• _Problem requirements_
Omit the pictures from the entries below and retype everything else exactly.
═════ Working data ═════
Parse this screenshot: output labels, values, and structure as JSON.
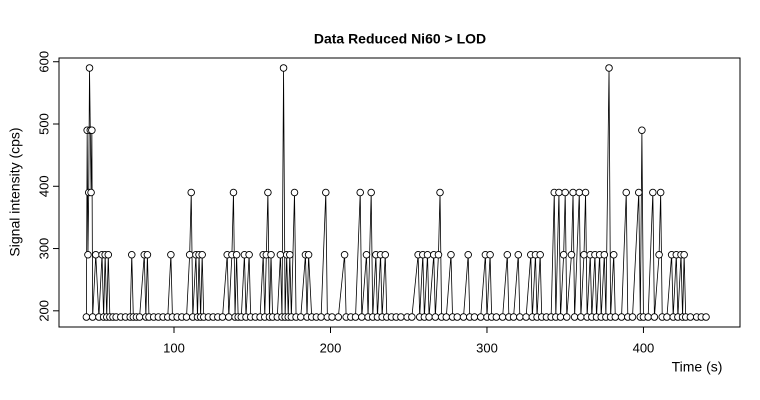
{
  "chart_data": {
    "type": "line",
    "title": "Data Reduced Ni60 > LOD",
    "x_label": "Time (s)",
    "y_label": "Signal intensity (cps)",
    "x": [
      44,
      44.5,
      45,
      45.5,
      46,
      46.5,
      47,
      47.5,
      48,
      50,
      52,
      54,
      55,
      56,
      57,
      58,
      59,
      61,
      63,
      66,
      69,
      72,
      73,
      74,
      76,
      78,
      81,
      82,
      83,
      84,
      87,
      90,
      93,
      96,
      98,
      99,
      102,
      105,
      108,
      110,
      111,
      112,
      114,
      115,
      116,
      117,
      118,
      119,
      122,
      125,
      128,
      131,
      134,
      135,
      137,
      138,
      139,
      140,
      141,
      143,
      145,
      146,
      148,
      149,
      152,
      155,
      157,
      158,
      159,
      160,
      161,
      162,
      163,
      166,
      168,
      169,
      170,
      171,
      172,
      173,
      174,
      175,
      177,
      178,
      181,
      184,
      185,
      186,
      188,
      191,
      194,
      197,
      198,
      201,
      205,
      209,
      210,
      213,
      216,
      219,
      220,
      223,
      224,
      226,
      227,
      229,
      230,
      232,
      233,
      235,
      236,
      239,
      242,
      245,
      249,
      252,
      256,
      257,
      259,
      260,
      262,
      263,
      266,
      267,
      269,
      270,
      271,
      274,
      277,
      278,
      281,
      285,
      288,
      289,
      292,
      296,
      299,
      300,
      302,
      303,
      306,
      310,
      313,
      314,
      317,
      320,
      321,
      325,
      328,
      329,
      331,
      332,
      334,
      335,
      338,
      341,
      343,
      344,
      346,
      347,
      349,
      350,
      351,
      354,
      355,
      356,
      359,
      360,
      362,
      363,
      364,
      366,
      367,
      369,
      370,
      372,
      373,
      375,
      376,
      378,
      379,
      381,
      382,
      386,
      389,
      390,
      393,
      397,
      398,
      399,
      400,
      403,
      406,
      407,
      410,
      411,
      412,
      415,
      418,
      419,
      421,
      422,
      424,
      425,
      426,
      427,
      430,
      434,
      437,
      440
    ],
    "values": [
      190,
      490,
      290,
      390,
      590,
      490,
      390,
      490,
      190,
      290,
      190,
      290,
      190,
      290,
      190,
      290,
      190,
      190,
      190,
      190,
      190,
      190,
      290,
      190,
      190,
      190,
      290,
      190,
      290,
      190,
      190,
      190,
      190,
      190,
      290,
      190,
      190,
      190,
      190,
      290,
      390,
      190,
      290,
      190,
      290,
      190,
      290,
      190,
      190,
      190,
      190,
      190,
      290,
      190,
      290,
      390,
      190,
      290,
      190,
      190,
      290,
      190,
      290,
      190,
      190,
      190,
      290,
      190,
      290,
      390,
      190,
      290,
      190,
      190,
      290,
      190,
      590,
      190,
      290,
      190,
      290,
      190,
      390,
      190,
      190,
      290,
      190,
      290,
      190,
      190,
      190,
      390,
      190,
      190,
      190,
      290,
      190,
      190,
      190,
      390,
      190,
      290,
      190,
      390,
      190,
      290,
      190,
      290,
      190,
      290,
      190,
      190,
      190,
      190,
      190,
      190,
      290,
      190,
      290,
      190,
      290,
      190,
      290,
      190,
      290,
      390,
      190,
      190,
      290,
      190,
      190,
      190,
      290,
      190,
      190,
      190,
      290,
      190,
      290,
      190,
      190,
      190,
      290,
      190,
      190,
      290,
      190,
      190,
      290,
      190,
      290,
      190,
      290,
      190,
      190,
      190,
      390,
      190,
      390,
      190,
      290,
      390,
      190,
      290,
      390,
      190,
      390,
      190,
      290,
      390,
      190,
      290,
      190,
      290,
      190,
      290,
      190,
      290,
      190,
      590,
      190,
      290,
      190,
      190,
      390,
      190,
      190,
      390,
      190,
      490,
      190,
      190,
      390,
      190,
      290,
      390,
      190,
      190,
      290,
      190,
      290,
      190,
      290,
      190,
      290,
      190,
      190,
      190,
      190,
      190
    ],
    "color": "#000000",
    "xlim": [
      26.5,
      461.7
    ],
    "xticks": [
      100,
      200,
      300,
      400
    ],
    "ylim": [
      174,
      606
    ],
    "yticks": [
      200,
      300,
      400,
      500,
      600
    ]
  }
}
═════
• _Full output_
Parse this screenshot: output labels, values, and structure as JSON.
{
  "chart_data": {
    "type": "line",
    "title": "Data Reduced Ni60 > LOD",
    "x_label": "Time (s)",
    "y_label": "Signal intensity (cps)",
    "x": [
      44,
      44.5,
      45,
      45.5,
      46,
      46.5,
      47,
      47.5,
      48,
      50,
      52,
      54,
      55,
      56,
      57,
      58,
      59,
      61,
      63,
      66,
      69,
      72,
      73,
      74,
      76,
      78,
      81,
      82,
      83,
      84,
      87,
      90,
      93,
      96,
      98,
      99,
      102,
      105,
      108,
      110,
      111,
      112,
      114,
      115,
      116,
      117,
      118,
      119,
      122,
      125,
      128,
      131,
      134,
      135,
      137,
      138,
      139,
      140,
      141,
      143,
      145,
      146,
      148,
      149,
      152,
      155,
      157,
      158,
      159,
      160,
      161,
      162,
      163,
      166,
      168,
      169,
      170,
      171,
      172,
      173,
      174,
      175,
      177,
      178,
      181,
      184,
      185,
      186,
      188,
      191,
      194,
      197,
      198,
      201,
      205,
      209,
      210,
      213,
      216,
      219,
      220,
      223,
      224,
      226,
      227,
      229,
      230,
      232,
      233,
      235,
      236,
      239,
      242,
      245,
      249,
      252,
      256,
      257,
      259,
      260,
      262,
      263,
      266,
      267,
      269,
      270,
      271,
      274,
      277,
      278,
      281,
      285,
      288,
      289,
      292,
      296,
      299,
      300,
      302,
      303,
      306,
      310,
      313,
      314,
      317,
      320,
      321,
      325,
      328,
      329,
      331,
      332,
      334,
      335,
      338,
      341,
      343,
      344,
      346,
      347,
      349,
      350,
      351,
      354,
      355,
      356,
      359,
      360,
      362,
      363,
      364,
      366,
      367,
      369,
      370,
      372,
      373,
      375,
      376,
      378,
      379,
      381,
      382,
      386,
      389,
      390,
      393,
      397,
      398,
      399,
      400,
      403,
      406,
      407,
      410,
      411,
      412,
      415,
      418,
      419,
      421,
      422,
      424,
      425,
      426,
      427,
      430,
      434,
      437,
      440
    ],
    "values": [
      190,
      490,
      290,
      390,
      590,
      490,
      390,
      490,
      190,
      290,
      190,
      290,
      190,
      290,
      190,
      290,
      190,
      190,
      190,
      190,
      190,
      190,
      290,
      190,
      190,
      190,
      290,
      190,
      290,
      190,
      190,
      190,
      190,
      190,
      290,
      190,
      190,
      190,
      190,
      290,
      390,
      190,
      290,
      190,
      290,
      190,
      290,
      190,
      190,
      190,
      190,
      190,
      290,
      190,
      290,
      390,
      190,
      290,
      190,
      190,
      290,
      190,
      290,
      190,
      190,
      190,
      290,
      190,
      290,
      390,
      190,
      290,
      190,
      190,
      290,
      190,
      590,
      190,
      290,
      190,
      290,
      190,
      390,
      190,
      190,
      290,
      190,
      290,
      190,
      190,
      190,
      390,
      190,
      190,
      190,
      290,
      190,
      190,
      190,
      390,
      190,
      290,
      190,
      390,
      190,
      290,
      190,
      290,
      190,
      290,
      190,
      190,
      190,
      190,
      190,
      190,
      290,
      190,
      290,
      190,
      290,
      190,
      290,
      190,
      290,
      390,
      190,
      190,
      290,
      190,
      190,
      190,
      290,
      190,
      190,
      190,
      290,
      190,
      290,
      190,
      190,
      190,
      290,
      190,
      190,
      290,
      190,
      190,
      290,
      190,
      290,
      190,
      290,
      190,
      190,
      190,
      390,
      190,
      390,
      190,
      290,
      390,
      190,
      290,
      390,
      190,
      390,
      190,
      290,
      390,
      190,
      290,
      190,
      290,
      190,
      290,
      190,
      290,
      190,
      590,
      190,
      290,
      190,
      190,
      390,
      190,
      190,
      390,
      190,
      490,
      190,
      190,
      390,
      190,
      290,
      390,
      190,
      190,
      290,
      190,
      290,
      190,
      290,
      190,
      290,
      190,
      190,
      190,
      190,
      190
    ],
    "color": "#000000",
    "xlim": [
      26.5,
      461.7
    ],
    "xticks": [
      100,
      200,
      300,
      400
    ],
    "ylim": [
      174,
      606
    ],
    "yticks": [
      200,
      300,
      400,
      500,
      600
    ]
  }
}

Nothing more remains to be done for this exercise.